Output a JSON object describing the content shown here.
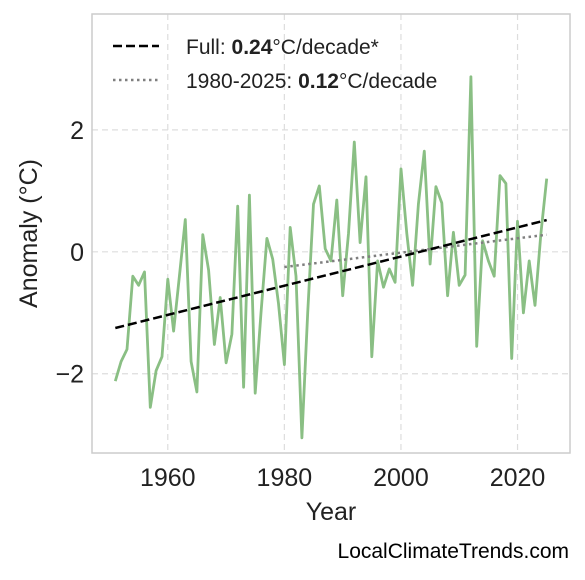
{
  "chart_data": {
    "type": "line",
    "xlabel": "Year",
    "ylabel": "Anomaly (°C)",
    "xlim": [
      1947,
      2029
    ],
    "ylim": [
      -3.3,
      3.9
    ],
    "xticks": [
      1960,
      1980,
      2000,
      2020
    ],
    "yticks": [
      -2,
      0,
      2
    ],
    "grid": true,
    "legend_position": "top-left",
    "colors": {
      "series": "#8abf84",
      "full_trend": "#000000",
      "recent_trend": "#7f7f7f",
      "grid": "#dddddd",
      "frame": "#cccccc"
    },
    "series": [
      {
        "years": [
          1951,
          1952,
          1953,
          1954,
          1955,
          1956,
          1957,
          1958,
          1959,
          1960,
          1961,
          1962,
          1963,
          1964,
          1965,
          1966,
          1967,
          1968,
          1969,
          1970,
          1971,
          1972,
          1973,
          1974,
          1975,
          1976,
          1977,
          1978,
          1979,
          1980,
          1981,
          1982,
          1983,
          1984,
          1985,
          1986,
          1987,
          1988,
          1989,
          1990,
          1991,
          1992,
          1993,
          1994,
          1995,
          1996,
          1997,
          1998,
          1999,
          2000,
          2001,
          2002,
          2003,
          2004,
          2005,
          2006,
          2007,
          2008,
          2009,
          2010,
          2011,
          2012,
          2013,
          2014,
          2015,
          2016,
          2017,
          2018,
          2019,
          2020,
          2021,
          2022,
          2023,
          2024,
          2025
        ],
        "values": [
          -2.12,
          -1.8,
          -1.6,
          -0.4,
          -0.55,
          -0.33,
          -2.55,
          -1.95,
          -1.72,
          -0.45,
          -1.3,
          -0.4,
          0.53,
          -1.8,
          -2.3,
          0.28,
          -0.3,
          -1.52,
          -0.75,
          -1.82,
          -1.35,
          0.75,
          -2.22,
          0.93,
          -2.32,
          -1.0,
          0.22,
          -0.12,
          -0.85,
          -1.85,
          0.4,
          -0.4,
          -3.05,
          -1.0,
          0.78,
          1.08,
          0.05,
          -0.15,
          0.85,
          -0.72,
          0.3,
          1.8,
          0.15,
          1.23,
          -1.72,
          -0.15,
          -0.58,
          -0.28,
          -0.5,
          1.36,
          0.3,
          -0.55,
          0.78,
          1.65,
          -0.2,
          1.07,
          0.8,
          -0.72,
          0.32,
          -0.55,
          -0.38,
          2.87,
          -1.55,
          0.18,
          -0.15,
          -0.4,
          1.25,
          1.12,
          -1.75,
          0.5,
          -1.0,
          -0.15,
          -0.88,
          0.3,
          1.2
        ]
      }
    ],
    "trend_lines": [
      {
        "x": [
          1951,
          2025
        ],
        "y": [
          -1.25,
          0.52
        ]
      },
      {
        "x": [
          1980,
          2025
        ],
        "y": [
          -0.25,
          0.28
        ]
      }
    ],
    "legend": [
      {
        "prefix": "Full: ",
        "value": "0.24",
        "suffix": "°C/decade*"
      },
      {
        "prefix": "1980-2025: ",
        "value": "0.12",
        "suffix": "°C/decade"
      }
    ]
  },
  "footer": {
    "site": "LocalClimateTrends.com"
  }
}
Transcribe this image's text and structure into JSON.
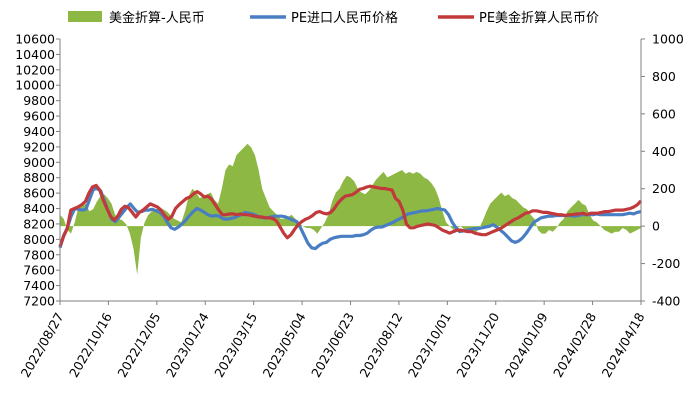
{
  "chart_data": {
    "type": "line",
    "title": "",
    "legend": [
      {
        "name": "美金折算-人民币",
        "type": "area",
        "color": "#8db843",
        "axis": "right"
      },
      {
        "name": "PE进口人民币价格",
        "type": "line",
        "color": "#4a7ec3",
        "axis": "left"
      },
      {
        "name": "PE美金折算人民币价",
        "type": "line",
        "color": "#c2393b",
        "axis": "left"
      }
    ],
    "x_tick_labels": [
      "2022/08/27",
      "2022/10/16",
      "2022/12/05",
      "2023/01/24",
      "2023/03/15",
      "2023/05/04",
      "2023/06/23",
      "2023/08/12",
      "2023/10/01",
      "2023/11/20",
      "2024/01/09",
      "2024/02/28",
      "2024/04/18"
    ],
    "y_left": {
      "min": 7200,
      "max": 10600,
      "step": 200,
      "tick_labels": [
        "7200",
        "7400",
        "7600",
        "7800",
        "8000",
        "8200",
        "8400",
        "8600",
        "8800",
        "9000",
        "9200",
        "9400",
        "9600",
        "9800",
        "10000",
        "10200",
        "10400",
        "10600"
      ]
    },
    "y_right": {
      "min": -400,
      "max": 1000,
      "step": 200,
      "tick_labels": [
        "-400",
        "-200",
        "0",
        "200",
        "400",
        "600",
        "800",
        "1000"
      ]
    },
    "series": [
      {
        "name": "美金折算-人民币",
        "axis": "right",
        "color": "#8db843",
        "values": [
          60,
          40,
          -20,
          -40,
          20,
          100,
          110,
          120,
          80,
          90,
          130,
          160,
          170,
          150,
          120,
          60,
          40,
          30,
          10,
          -40,
          -120,
          -260,
          -60,
          20,
          60,
          80,
          90,
          100,
          90,
          80,
          60,
          40,
          30,
          20,
          80,
          160,
          200,
          180,
          150,
          160,
          170,
          180,
          140,
          120,
          200,
          300,
          330,
          320,
          380,
          400,
          420,
          440,
          420,
          380,
          300,
          200,
          150,
          100,
          80,
          60,
          40,
          40,
          50,
          60,
          40,
          20,
          0,
          -10,
          -10,
          -20,
          -40,
          -10,
          20,
          60,
          130,
          180,
          200,
          240,
          270,
          260,
          240,
          200,
          180,
          170,
          190,
          220,
          250,
          270,
          290,
          260,
          270,
          280,
          290,
          300,
          280,
          290,
          280,
          290,
          280,
          260,
          250,
          230,
          200,
          150,
          80,
          20,
          0,
          -20,
          -10,
          0,
          -20,
          -30,
          -30,
          -40,
          -10,
          30,
          80,
          120,
          140,
          160,
          180,
          160,
          170,
          150,
          140,
          120,
          100,
          90,
          60,
          40,
          -20,
          -40,
          -40,
          -20,
          -30,
          -10,
          20,
          40,
          80,
          100,
          120,
          140,
          120,
          110,
          60,
          30,
          20,
          0,
          -20,
          -30,
          -40,
          -30,
          -30,
          -10,
          -20,
          -40,
          -30,
          -20,
          -10
        ]
      },
      {
        "name": "PE进口人民币价格",
        "axis": "left",
        "color": "#4a7ec3",
        "values": [
          7890,
          8050,
          8150,
          8300,
          8400,
          8390,
          8380,
          8390,
          8520,
          8650,
          8660,
          8630,
          8500,
          8370,
          8260,
          8230,
          8290,
          8350,
          8410,
          8460,
          8400,
          8350,
          8360,
          8380,
          8380,
          8390,
          8370,
          8350,
          8300,
          8220,
          8150,
          8130,
          8160,
          8200,
          8250,
          8310,
          8360,
          8400,
          8380,
          8350,
          8320,
          8300,
          8310,
          8300,
          8270,
          8260,
          8270,
          8280,
          8300,
          8320,
          8350,
          8340,
          8330,
          8310,
          8290,
          8280,
          8280,
          8290,
          8300,
          8300,
          8300,
          8290,
          8270,
          8250,
          8230,
          8150,
          8050,
          7950,
          7890,
          7880,
          7920,
          7950,
          7960,
          8000,
          8020,
          8030,
          8040,
          8040,
          8040,
          8040,
          8050,
          8050,
          8060,
          8080,
          8120,
          8150,
          8160,
          8160,
          8180,
          8200,
          8220,
          8250,
          8270,
          8300,
          8330,
          8340,
          8350,
          8360,
          8370,
          8370,
          8380,
          8390,
          8400,
          8390,
          8380,
          8320,
          8220,
          8150,
          8100,
          8110,
          8120,
          8130,
          8140,
          8140,
          8150,
          8160,
          8170,
          8190,
          8160,
          8120,
          8080,
          8030,
          7980,
          7960,
          7980,
          8020,
          8080,
          8150,
          8220,
          8250,
          8280,
          8290,
          8300,
          8300,
          8310,
          8310,
          8310,
          8310,
          8310,
          8300,
          8310,
          8320,
          8320,
          8320,
          8320,
          8330,
          8320,
          8320,
          8320,
          8320,
          8320,
          8320,
          8320,
          8330,
          8340,
          8330,
          8350,
          8360
        ]
      },
      {
        "name": "PE美金折算人民币价",
        "axis": "left",
        "color": "#c2393b",
        "values": [
          7910,
          8040,
          8140,
          8380,
          8400,
          8420,
          8450,
          8490,
          8600,
          8680,
          8700,
          8640,
          8510,
          8400,
          8300,
          8250,
          8300,
          8390,
          8430,
          8410,
          8350,
          8290,
          8350,
          8380,
          8420,
          8460,
          8440,
          8420,
          8380,
          8310,
          8260,
          8300,
          8400,
          8450,
          8490,
          8530,
          8550,
          8590,
          8620,
          8590,
          8550,
          8560,
          8520,
          8450,
          8380,
          8320,
          8320,
          8330,
          8330,
          8320,
          8330,
          8320,
          8320,
          8310,
          8300,
          8290,
          8290,
          8280,
          8280,
          8270,
          8240,
          8160,
          8080,
          8020,
          8060,
          8130,
          8190,
          8230,
          8260,
          8280,
          8310,
          8350,
          8360,
          8340,
          8330,
          8350,
          8400,
          8470,
          8520,
          8560,
          8570,
          8580,
          8610,
          8650,
          8660,
          8680,
          8690,
          8680,
          8670,
          8660,
          8660,
          8650,
          8640,
          8530,
          8490,
          8380,
          8200,
          8150,
          8150,
          8170,
          8180,
          8190,
          8200,
          8190,
          8180,
          8150,
          8120,
          8100,
          8080,
          8100,
          8120,
          8120,
          8110,
          8100,
          8100,
          8080,
          8070,
          8060,
          8060,
          8080,
          8100,
          8120,
          8140,
          8170,
          8200,
          8230,
          8260,
          8280,
          8310,
          8340,
          8350,
          8370,
          8370,
          8360,
          8350,
          8350,
          8340,
          8330,
          8320,
          8320,
          8310,
          8320,
          8320,
          8330,
          8330,
          8340,
          8320,
          8340,
          8340,
          8340,
          8350,
          8360,
          8360,
          8370,
          8380,
          8380,
          8380,
          8390,
          8400,
          8420,
          8450,
          8500
        ]
      }
    ]
  }
}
-=-=-
=== WRITTEN PROBLEM ===
Every line in the data that holds "JSON" should be copied out.

=== RESULT BELOW ===
Output a JSON object describing the content shown here.
Transcribe this image's text and structure into JSON.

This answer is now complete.